* [Stated task] In the data, extract each line that holds the string "value".

Extracted records
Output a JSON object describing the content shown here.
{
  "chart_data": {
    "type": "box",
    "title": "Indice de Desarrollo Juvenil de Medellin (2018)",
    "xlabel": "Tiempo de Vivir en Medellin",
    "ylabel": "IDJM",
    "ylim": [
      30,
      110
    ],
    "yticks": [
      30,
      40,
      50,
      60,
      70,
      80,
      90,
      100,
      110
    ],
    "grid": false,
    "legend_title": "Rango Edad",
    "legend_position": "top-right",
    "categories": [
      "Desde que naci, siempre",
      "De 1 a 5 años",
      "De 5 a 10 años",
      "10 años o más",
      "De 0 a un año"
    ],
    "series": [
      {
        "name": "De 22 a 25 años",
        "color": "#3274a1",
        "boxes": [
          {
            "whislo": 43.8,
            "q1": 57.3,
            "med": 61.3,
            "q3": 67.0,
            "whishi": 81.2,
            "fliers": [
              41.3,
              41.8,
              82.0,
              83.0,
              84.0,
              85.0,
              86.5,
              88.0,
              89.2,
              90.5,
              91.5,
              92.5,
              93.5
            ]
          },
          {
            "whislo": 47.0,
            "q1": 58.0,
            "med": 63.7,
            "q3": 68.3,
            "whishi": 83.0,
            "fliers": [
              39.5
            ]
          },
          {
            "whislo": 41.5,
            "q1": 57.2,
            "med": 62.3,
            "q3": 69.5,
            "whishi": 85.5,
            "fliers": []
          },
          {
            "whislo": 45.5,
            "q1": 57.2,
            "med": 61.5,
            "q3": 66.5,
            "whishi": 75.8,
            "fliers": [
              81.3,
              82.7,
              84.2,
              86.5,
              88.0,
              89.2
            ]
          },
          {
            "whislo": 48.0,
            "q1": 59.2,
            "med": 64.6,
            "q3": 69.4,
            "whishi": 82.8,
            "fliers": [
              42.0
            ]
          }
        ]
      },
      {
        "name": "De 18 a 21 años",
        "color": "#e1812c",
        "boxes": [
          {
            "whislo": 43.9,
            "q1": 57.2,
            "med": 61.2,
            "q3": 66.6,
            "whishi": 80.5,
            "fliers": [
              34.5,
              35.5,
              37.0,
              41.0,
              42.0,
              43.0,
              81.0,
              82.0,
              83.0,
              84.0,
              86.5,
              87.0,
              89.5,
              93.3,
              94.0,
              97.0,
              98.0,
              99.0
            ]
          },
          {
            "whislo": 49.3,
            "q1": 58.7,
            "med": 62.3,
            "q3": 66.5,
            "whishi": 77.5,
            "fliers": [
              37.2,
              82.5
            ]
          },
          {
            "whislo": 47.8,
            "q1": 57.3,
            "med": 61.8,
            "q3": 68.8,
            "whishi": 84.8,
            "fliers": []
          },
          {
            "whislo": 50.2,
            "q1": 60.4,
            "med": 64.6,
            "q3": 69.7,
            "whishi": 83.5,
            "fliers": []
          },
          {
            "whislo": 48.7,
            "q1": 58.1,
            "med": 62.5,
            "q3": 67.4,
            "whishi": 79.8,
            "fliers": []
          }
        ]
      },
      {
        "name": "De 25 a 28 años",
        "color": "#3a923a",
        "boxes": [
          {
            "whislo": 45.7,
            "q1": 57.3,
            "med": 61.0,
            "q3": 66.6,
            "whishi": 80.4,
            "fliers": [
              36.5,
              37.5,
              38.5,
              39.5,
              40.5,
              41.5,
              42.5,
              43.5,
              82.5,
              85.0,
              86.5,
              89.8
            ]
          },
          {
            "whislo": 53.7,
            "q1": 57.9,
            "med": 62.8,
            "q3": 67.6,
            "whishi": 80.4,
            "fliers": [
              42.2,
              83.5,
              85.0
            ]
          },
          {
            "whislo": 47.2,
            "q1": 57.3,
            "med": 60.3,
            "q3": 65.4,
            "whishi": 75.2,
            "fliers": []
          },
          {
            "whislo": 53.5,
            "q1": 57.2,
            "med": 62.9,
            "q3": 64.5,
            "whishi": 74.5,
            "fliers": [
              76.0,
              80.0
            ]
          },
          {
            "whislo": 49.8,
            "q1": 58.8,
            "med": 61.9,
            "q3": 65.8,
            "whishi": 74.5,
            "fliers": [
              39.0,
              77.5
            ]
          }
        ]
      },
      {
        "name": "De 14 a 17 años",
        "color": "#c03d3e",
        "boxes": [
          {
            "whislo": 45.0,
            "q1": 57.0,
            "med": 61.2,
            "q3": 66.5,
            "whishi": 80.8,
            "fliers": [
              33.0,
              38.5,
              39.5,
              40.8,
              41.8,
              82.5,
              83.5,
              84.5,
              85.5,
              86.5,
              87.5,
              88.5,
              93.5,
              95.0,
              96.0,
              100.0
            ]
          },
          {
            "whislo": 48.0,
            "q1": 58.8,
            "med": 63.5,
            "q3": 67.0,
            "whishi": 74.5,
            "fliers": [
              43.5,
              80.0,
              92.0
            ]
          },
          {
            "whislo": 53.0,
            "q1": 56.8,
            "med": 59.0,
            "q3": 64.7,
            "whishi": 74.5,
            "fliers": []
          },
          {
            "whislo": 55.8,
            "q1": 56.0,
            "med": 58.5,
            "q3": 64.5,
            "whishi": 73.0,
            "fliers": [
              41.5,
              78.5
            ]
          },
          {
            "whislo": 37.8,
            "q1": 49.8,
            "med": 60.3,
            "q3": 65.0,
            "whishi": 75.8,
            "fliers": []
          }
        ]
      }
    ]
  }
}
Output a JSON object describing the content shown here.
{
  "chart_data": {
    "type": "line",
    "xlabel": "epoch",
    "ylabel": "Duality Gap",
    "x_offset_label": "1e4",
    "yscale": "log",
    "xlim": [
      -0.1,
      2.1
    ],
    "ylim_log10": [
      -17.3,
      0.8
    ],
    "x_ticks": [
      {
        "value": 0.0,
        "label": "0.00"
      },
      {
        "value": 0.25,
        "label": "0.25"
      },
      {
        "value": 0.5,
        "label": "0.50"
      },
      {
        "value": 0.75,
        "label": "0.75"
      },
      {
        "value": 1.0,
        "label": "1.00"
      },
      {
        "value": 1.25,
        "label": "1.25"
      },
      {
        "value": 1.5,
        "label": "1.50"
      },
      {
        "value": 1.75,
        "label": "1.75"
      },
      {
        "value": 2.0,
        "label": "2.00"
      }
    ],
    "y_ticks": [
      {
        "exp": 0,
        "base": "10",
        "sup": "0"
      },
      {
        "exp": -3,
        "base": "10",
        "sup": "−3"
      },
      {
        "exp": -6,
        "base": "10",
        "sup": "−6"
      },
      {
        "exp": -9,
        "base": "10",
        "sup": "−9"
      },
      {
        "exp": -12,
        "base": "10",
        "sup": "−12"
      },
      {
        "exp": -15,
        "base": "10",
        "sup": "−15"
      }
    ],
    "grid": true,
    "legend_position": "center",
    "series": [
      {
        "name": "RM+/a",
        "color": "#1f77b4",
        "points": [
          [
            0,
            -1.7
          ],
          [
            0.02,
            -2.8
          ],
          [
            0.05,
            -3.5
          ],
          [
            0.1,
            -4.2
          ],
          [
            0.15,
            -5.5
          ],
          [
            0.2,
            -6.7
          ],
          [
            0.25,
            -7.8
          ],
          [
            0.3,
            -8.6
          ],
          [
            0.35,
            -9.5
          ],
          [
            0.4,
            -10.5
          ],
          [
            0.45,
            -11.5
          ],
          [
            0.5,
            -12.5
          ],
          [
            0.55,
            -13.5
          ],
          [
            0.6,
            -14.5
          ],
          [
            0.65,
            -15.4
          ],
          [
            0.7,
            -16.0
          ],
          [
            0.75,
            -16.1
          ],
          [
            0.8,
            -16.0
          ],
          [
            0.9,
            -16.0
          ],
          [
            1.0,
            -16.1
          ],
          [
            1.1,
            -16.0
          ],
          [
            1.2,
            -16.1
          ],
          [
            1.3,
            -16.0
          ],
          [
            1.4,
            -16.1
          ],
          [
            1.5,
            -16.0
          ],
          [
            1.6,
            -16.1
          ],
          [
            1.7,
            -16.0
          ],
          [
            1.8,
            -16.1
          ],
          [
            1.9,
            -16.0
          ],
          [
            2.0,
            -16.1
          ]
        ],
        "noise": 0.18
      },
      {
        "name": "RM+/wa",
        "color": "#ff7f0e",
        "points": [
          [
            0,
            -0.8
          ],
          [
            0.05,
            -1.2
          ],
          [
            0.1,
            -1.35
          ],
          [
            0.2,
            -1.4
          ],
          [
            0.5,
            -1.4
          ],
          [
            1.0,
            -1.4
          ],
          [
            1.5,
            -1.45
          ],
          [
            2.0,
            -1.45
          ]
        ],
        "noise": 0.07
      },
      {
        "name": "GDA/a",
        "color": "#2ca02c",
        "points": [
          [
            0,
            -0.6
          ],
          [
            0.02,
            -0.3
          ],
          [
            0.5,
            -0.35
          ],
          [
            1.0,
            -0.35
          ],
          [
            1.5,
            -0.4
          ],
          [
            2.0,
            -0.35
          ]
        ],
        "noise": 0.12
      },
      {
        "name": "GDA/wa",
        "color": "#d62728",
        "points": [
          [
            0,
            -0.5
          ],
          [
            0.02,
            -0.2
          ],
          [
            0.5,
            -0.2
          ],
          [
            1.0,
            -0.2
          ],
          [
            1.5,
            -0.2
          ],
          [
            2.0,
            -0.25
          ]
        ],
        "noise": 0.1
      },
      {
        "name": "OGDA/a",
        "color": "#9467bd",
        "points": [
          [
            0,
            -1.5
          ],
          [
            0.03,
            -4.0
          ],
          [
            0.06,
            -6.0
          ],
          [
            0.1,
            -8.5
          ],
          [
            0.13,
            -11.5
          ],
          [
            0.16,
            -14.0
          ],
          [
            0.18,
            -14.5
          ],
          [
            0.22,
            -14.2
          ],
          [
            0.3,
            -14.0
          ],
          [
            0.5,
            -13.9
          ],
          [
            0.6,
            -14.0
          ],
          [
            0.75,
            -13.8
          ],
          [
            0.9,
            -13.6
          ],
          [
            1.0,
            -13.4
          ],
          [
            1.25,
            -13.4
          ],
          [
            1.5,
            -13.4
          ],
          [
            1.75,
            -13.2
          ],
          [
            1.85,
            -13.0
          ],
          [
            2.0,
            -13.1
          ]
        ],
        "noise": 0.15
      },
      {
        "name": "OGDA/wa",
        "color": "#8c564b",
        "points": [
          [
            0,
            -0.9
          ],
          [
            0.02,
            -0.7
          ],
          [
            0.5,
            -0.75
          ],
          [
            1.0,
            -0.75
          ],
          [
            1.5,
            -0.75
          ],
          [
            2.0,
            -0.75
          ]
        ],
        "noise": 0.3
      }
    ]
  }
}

* [Result of this task]
        "value": 0.0,
        "value": 0.25,
        "value": 0.5,
        "value": 0.75,
        "value": 1.0,
        "value": 1.25,
        "value": 1.5,
        "value": 1.75,
        "value": 2.0,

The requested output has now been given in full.